** Task instructions **
Where a line below holds the string "ylabel", copy that line.

** Records from a collection **

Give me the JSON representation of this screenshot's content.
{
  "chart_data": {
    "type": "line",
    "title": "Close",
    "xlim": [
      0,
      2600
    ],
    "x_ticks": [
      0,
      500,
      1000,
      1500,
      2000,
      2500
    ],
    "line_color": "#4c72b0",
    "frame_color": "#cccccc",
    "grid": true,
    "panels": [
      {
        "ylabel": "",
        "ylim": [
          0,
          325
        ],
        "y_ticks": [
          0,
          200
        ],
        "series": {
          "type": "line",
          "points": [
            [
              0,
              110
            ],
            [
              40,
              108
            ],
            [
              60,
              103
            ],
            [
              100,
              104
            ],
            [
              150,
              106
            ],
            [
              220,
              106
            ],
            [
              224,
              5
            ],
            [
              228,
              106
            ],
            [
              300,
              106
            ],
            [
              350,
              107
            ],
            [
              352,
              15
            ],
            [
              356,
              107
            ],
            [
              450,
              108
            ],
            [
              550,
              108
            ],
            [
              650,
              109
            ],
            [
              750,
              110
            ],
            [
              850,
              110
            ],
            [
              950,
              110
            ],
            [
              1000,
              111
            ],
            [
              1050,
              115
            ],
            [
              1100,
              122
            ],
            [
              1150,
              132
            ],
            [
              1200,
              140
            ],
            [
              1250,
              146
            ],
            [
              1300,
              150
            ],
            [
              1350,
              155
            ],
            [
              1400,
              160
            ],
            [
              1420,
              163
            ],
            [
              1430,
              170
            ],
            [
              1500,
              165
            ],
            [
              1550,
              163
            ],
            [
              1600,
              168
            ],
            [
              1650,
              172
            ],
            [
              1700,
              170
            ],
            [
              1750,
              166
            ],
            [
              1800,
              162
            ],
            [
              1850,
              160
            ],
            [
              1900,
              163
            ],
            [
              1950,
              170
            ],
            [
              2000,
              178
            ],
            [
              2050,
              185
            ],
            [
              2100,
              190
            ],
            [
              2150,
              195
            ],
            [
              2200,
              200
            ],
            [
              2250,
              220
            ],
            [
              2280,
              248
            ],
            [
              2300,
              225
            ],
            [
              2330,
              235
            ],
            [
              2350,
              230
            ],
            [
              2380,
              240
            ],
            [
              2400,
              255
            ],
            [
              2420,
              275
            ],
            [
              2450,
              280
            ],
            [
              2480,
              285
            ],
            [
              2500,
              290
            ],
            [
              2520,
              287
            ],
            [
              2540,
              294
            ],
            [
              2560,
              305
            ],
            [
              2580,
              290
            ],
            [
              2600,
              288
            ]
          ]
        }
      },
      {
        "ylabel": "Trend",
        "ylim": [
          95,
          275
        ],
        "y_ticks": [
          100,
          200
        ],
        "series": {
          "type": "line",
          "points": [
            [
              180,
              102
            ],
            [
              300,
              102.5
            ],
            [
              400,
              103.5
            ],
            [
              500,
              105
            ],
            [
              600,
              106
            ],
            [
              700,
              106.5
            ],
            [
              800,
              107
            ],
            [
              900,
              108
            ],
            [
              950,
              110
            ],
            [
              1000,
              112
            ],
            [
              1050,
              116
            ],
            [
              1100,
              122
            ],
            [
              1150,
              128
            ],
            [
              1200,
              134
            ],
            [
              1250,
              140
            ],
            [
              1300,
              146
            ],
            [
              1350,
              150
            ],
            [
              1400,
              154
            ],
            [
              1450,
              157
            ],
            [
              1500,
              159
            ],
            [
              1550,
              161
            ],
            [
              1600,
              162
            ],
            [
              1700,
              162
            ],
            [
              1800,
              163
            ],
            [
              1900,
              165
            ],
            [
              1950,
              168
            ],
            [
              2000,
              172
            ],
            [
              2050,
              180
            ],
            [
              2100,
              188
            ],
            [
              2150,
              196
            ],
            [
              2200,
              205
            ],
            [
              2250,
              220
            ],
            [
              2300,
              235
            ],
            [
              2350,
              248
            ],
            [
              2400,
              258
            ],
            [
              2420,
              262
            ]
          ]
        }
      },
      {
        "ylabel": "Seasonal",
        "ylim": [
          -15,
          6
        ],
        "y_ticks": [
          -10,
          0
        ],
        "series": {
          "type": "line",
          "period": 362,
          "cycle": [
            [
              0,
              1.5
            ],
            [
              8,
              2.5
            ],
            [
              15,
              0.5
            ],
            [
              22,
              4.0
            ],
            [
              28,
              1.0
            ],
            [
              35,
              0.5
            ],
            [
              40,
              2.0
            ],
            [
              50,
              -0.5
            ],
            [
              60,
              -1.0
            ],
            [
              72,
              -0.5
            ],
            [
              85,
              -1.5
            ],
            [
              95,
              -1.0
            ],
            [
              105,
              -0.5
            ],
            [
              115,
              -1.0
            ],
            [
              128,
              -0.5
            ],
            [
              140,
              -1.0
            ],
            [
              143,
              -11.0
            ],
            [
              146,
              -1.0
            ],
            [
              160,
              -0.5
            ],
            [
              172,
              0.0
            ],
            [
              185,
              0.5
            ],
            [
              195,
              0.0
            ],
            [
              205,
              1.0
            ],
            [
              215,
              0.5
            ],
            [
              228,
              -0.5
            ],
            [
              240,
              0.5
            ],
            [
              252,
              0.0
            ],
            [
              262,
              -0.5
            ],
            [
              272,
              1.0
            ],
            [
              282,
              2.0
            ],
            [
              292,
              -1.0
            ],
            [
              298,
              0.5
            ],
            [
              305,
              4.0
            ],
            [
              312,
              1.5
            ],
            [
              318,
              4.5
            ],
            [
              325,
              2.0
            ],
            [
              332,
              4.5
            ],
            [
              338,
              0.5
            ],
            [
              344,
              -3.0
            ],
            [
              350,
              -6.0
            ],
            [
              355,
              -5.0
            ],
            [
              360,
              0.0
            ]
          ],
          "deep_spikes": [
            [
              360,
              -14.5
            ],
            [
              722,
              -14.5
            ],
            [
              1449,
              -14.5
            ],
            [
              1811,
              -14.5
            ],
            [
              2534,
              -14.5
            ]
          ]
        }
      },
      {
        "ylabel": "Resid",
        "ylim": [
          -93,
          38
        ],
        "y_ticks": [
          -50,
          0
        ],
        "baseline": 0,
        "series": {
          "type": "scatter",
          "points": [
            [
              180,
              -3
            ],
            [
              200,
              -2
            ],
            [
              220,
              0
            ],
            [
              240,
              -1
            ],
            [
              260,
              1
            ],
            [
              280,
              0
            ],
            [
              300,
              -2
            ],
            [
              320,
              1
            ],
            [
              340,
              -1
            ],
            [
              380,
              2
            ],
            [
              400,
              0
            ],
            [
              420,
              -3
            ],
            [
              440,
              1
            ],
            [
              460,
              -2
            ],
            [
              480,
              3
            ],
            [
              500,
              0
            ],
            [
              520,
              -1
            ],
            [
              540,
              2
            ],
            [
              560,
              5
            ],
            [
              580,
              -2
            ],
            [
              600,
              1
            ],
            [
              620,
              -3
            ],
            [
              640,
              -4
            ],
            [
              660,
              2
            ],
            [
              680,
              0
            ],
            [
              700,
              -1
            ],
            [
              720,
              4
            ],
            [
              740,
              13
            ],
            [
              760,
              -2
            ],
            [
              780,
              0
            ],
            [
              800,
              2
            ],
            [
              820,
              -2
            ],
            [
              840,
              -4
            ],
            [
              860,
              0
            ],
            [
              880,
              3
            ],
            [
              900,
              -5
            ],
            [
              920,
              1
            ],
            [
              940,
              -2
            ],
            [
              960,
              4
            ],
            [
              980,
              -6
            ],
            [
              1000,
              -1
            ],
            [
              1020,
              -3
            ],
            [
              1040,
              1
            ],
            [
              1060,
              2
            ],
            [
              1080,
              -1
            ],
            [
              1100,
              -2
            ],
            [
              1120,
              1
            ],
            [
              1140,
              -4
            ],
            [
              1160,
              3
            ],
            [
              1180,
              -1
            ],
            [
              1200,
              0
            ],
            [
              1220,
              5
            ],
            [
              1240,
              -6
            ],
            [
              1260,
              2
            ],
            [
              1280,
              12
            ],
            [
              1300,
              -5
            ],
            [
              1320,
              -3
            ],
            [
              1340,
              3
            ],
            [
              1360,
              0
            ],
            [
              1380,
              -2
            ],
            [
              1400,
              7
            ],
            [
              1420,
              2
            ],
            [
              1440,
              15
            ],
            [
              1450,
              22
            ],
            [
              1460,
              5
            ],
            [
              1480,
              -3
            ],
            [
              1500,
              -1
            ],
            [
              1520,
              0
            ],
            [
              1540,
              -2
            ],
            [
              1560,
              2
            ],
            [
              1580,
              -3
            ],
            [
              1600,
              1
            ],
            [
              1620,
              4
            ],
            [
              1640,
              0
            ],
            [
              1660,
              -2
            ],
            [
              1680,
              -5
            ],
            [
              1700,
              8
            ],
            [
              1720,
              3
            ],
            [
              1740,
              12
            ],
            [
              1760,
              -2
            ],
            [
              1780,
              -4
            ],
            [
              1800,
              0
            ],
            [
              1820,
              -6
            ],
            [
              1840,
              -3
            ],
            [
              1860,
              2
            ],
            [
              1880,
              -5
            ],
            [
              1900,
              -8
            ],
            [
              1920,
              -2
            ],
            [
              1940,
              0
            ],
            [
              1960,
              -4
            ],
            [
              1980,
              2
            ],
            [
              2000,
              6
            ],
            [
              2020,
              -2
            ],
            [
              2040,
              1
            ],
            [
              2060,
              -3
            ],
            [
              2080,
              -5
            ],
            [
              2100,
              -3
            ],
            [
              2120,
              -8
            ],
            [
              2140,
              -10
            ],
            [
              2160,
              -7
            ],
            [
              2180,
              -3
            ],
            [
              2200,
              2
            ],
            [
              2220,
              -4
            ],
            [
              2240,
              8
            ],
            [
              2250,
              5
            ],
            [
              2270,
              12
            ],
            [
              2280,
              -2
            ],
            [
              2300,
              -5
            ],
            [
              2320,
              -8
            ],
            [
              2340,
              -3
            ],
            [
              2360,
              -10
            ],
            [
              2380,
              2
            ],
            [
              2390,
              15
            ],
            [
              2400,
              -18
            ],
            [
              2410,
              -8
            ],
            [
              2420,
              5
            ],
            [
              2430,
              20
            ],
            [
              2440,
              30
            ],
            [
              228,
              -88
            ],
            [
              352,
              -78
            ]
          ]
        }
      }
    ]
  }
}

** Written response **
        "ylabel": "",
        "ylabel": "Trend",
        "ylabel": "Seasonal",
        "ylabel": "Resid",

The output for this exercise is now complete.